#### Directions for this task
Report back each line of the records that contains the string "page".

(Dataset records)
— BEGIN —
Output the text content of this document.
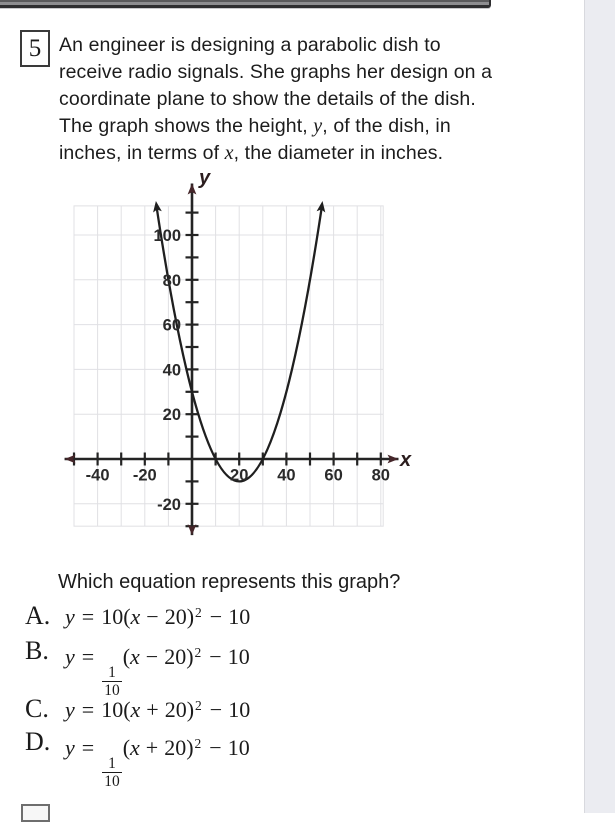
5 An engineer is designing a parabolic dish to
receive radio signals. She graphs her design on a
coordinate plane to show the details of the dish.
The graph shows the height, y, of the dish, in
inches, in terms of x, the diameter in inches.
-40 -20	20 40 60 80
100
80
60
40
20
-20
x
y
Which equation represents this graph?
A. $y = 10(x - 20)^2 - 10$
B. y =
$\frac{1}{10}$
$(x - 20)^2 - 10$
C. $y = 10(x + 20)^2 - 10$
D. y =
$\frac{1}{10}$
$(x + 20)^2 - 10$
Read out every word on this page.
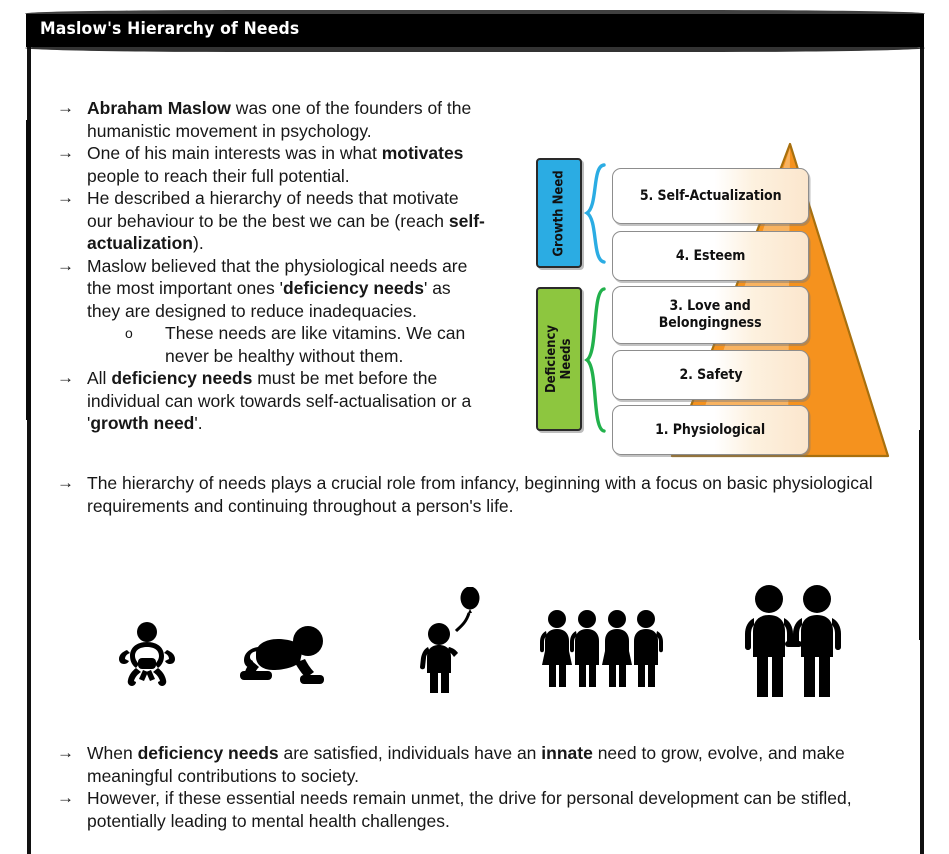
Maslow's Hierarchy of Needs
→ Abraham Maslow was one of the founders of the humanistic movement in psychology.
→ One of his main interests was in what motivates people to reach their full potential.
→ He described a hierarchy of needs that motivate our behaviour to be the best we can be (reach self-actualization).
→ Maslow believed that the physiological needs are the most important ones 'deficiency needs' as they are designed to reduce inadequacies.
o These needs are like vitamins. We can never be healthy without them.
→ All deficiency needs must be met before the individual can work towards self-actualisation or a 'growth need'.
Growth Need
Deficiency Needs
5. Self-Actualization
4. Esteem
3. Love and
Belongingness
2. Safety
1. Physiological
→ The hierarchy of needs plays a crucial role from infancy, beginning with a focus on basic physiological requirements and continuing throughout a person's life.
→ When deficiency needs are satisfied, individuals have an innate need to grow, evolve, and make meaningful contributions to society.
→ However, if these essential needs remain unmet, the drive for personal development can be stifled, potentially leading to mental health challenges.
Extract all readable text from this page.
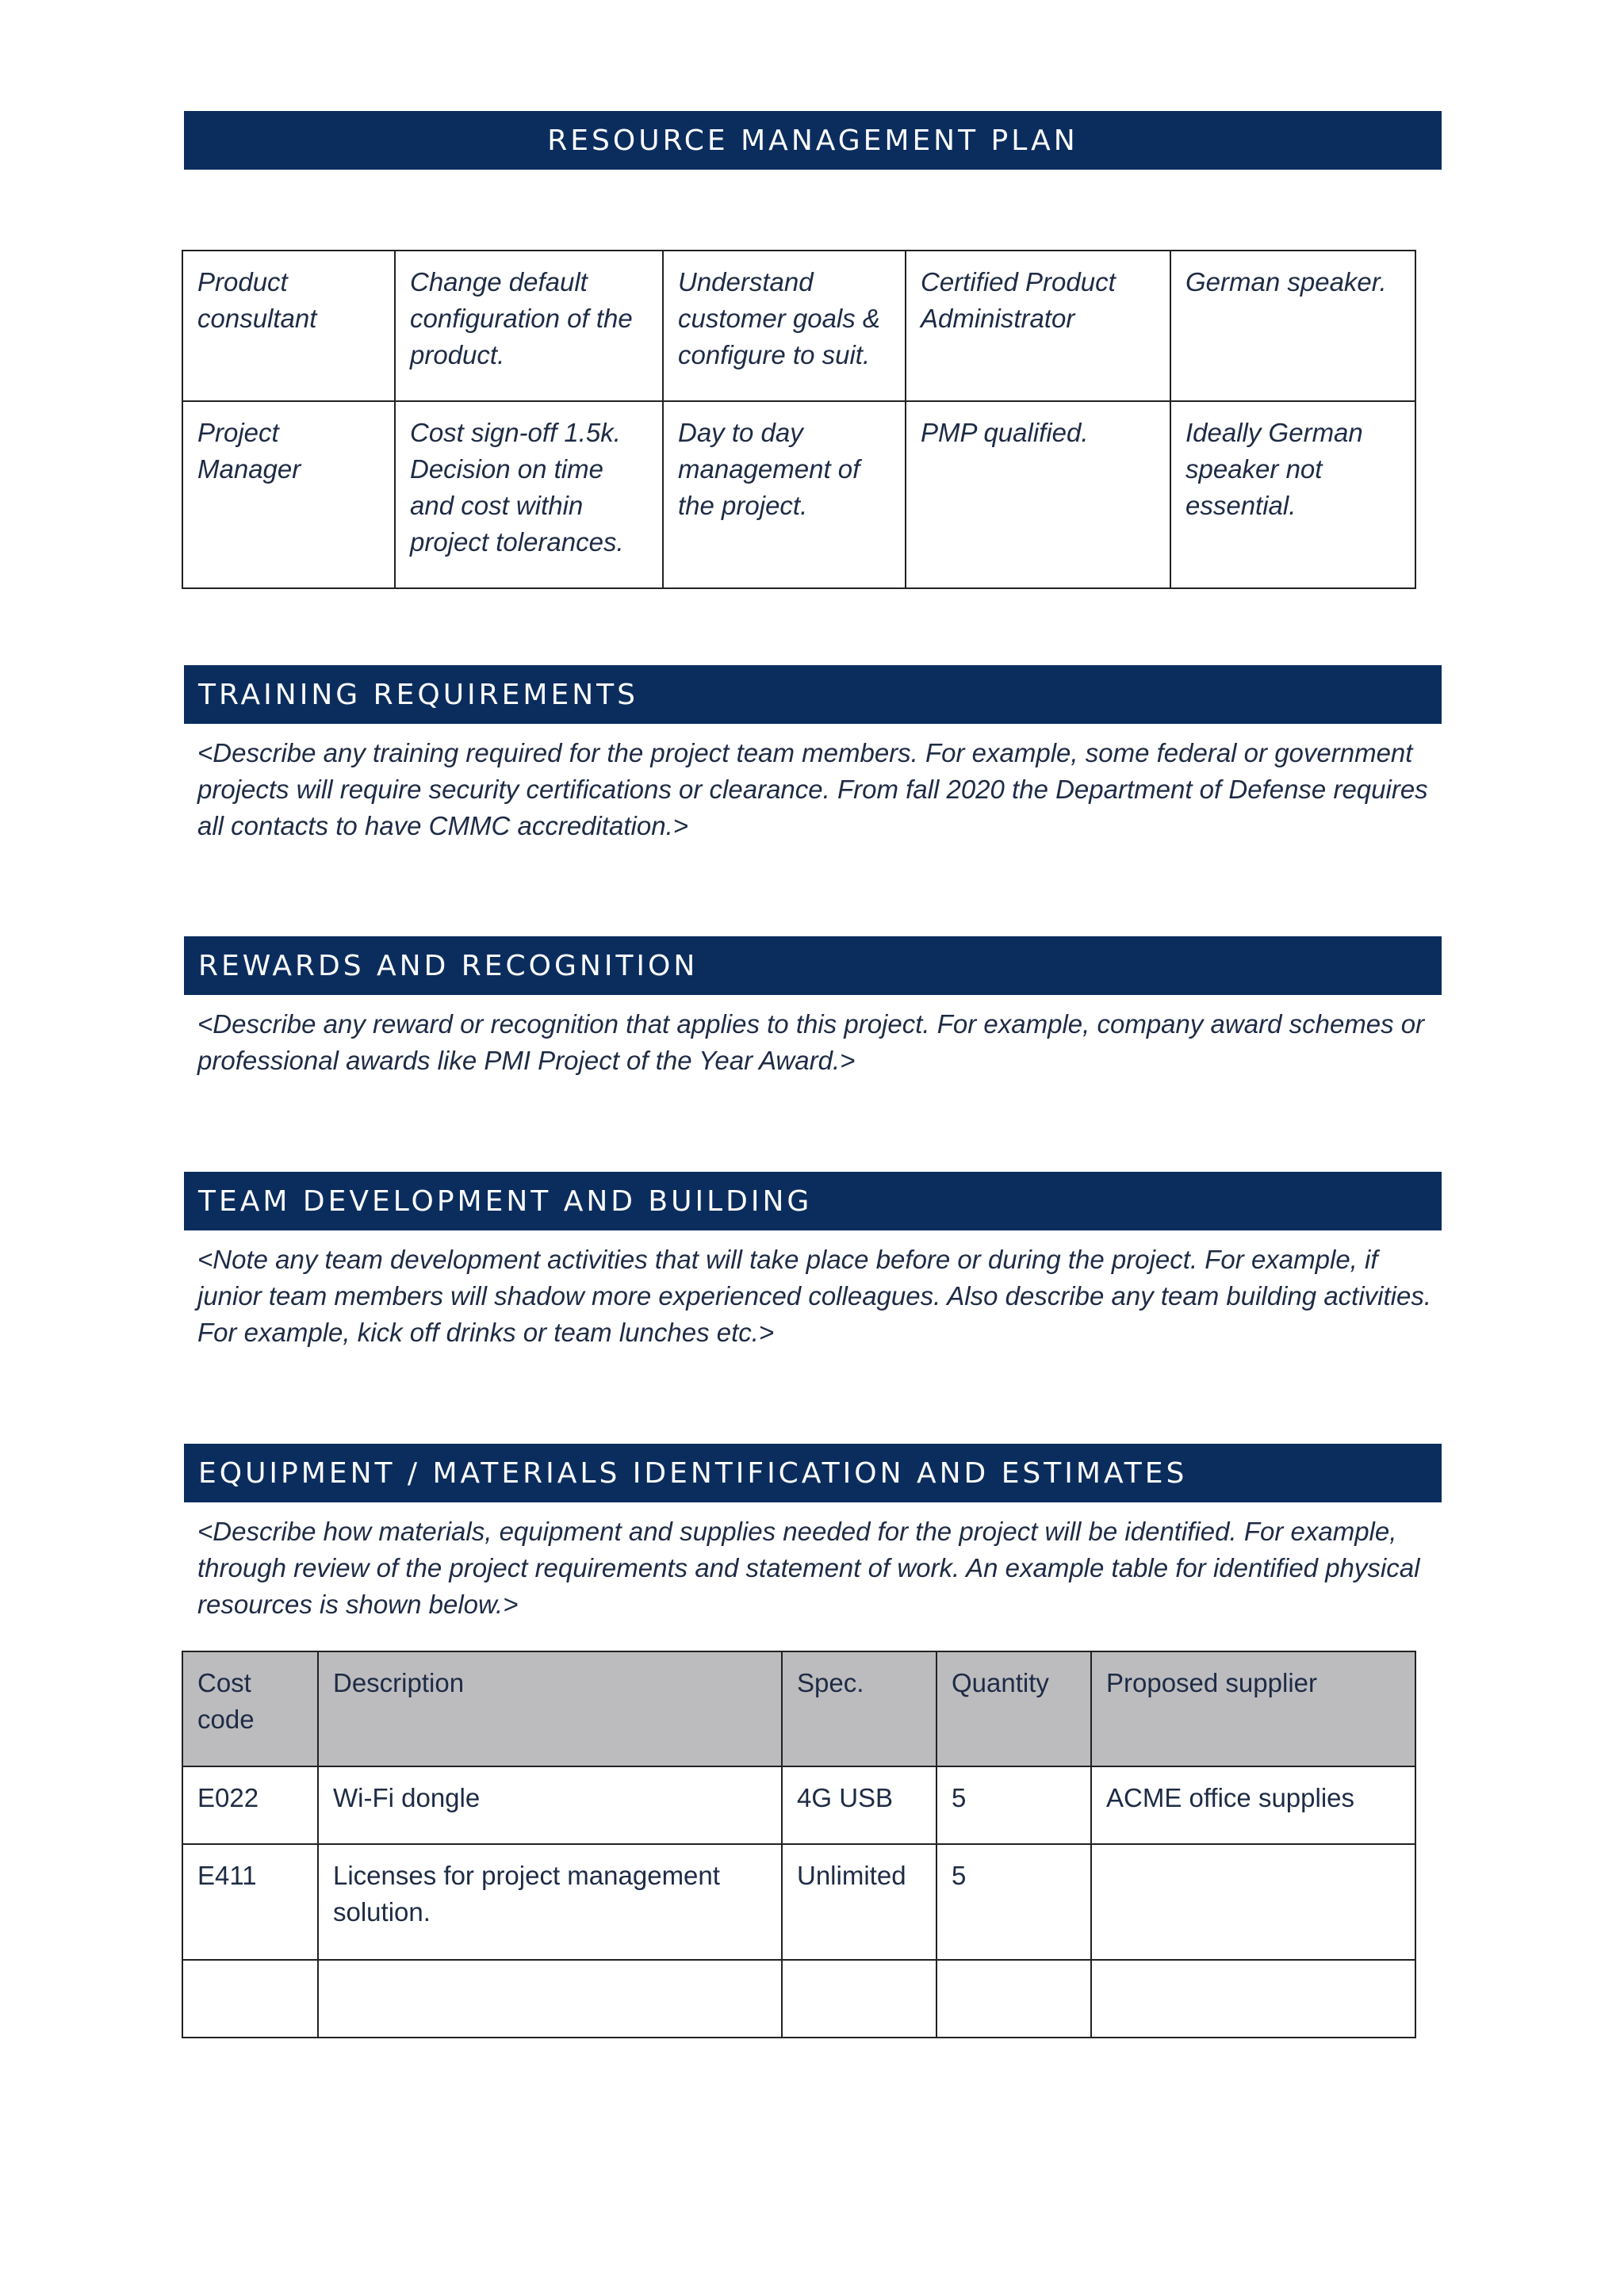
RESOURCE MANAGEMENT PLAN
Product consultant	Change default configuration of the product.	Understand customer goals & configure to suit.	Certified Product Administrator	German speaker.
Project Manager	Cost sign-off 1.5k. Decision on time and cost within project tolerances.	Day to day management of the project.	PMP qualified.	Ideally German speaker not essential.
TRAINING REQUIREMENTS
<Describe any training required for the project team members. For example, some federal or government projects will require security certifications or clearance. From fall 2020 the Department of Defense requires all contacts to have CMMC accreditation.>
REWARDS AND RECOGNITION
<Describe any reward or recognition that applies to this project. For example, company award schemes or professional awards like PMI Project of the Year Award.>
TEAM DEVELOPMENT AND BUILDING
<Note any team development activities that will take place before or during the project. For example, if junior team members will shadow more experienced colleagues. Also describe any team building activities. For example, kick off drinks or team lunches etc.>
EQUIPMENT / MATERIALS IDENTIFICATION AND ESTIMATES
<Describe how materials, equipment and supplies needed for the project will be identified. For example, through review of the project requirements and statement of work. An example table for identified physical resources is shown below.>
Cost code	Description	Spec.	Quantity	Proposed supplier
E022	Wi-Fi dongle	4G USB	5	ACME office supplies
E411	Licenses for project management solution.	Unlimited	5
— END —
#### Exercise solution
Read out every word on this page.
Extract all readable text from this page.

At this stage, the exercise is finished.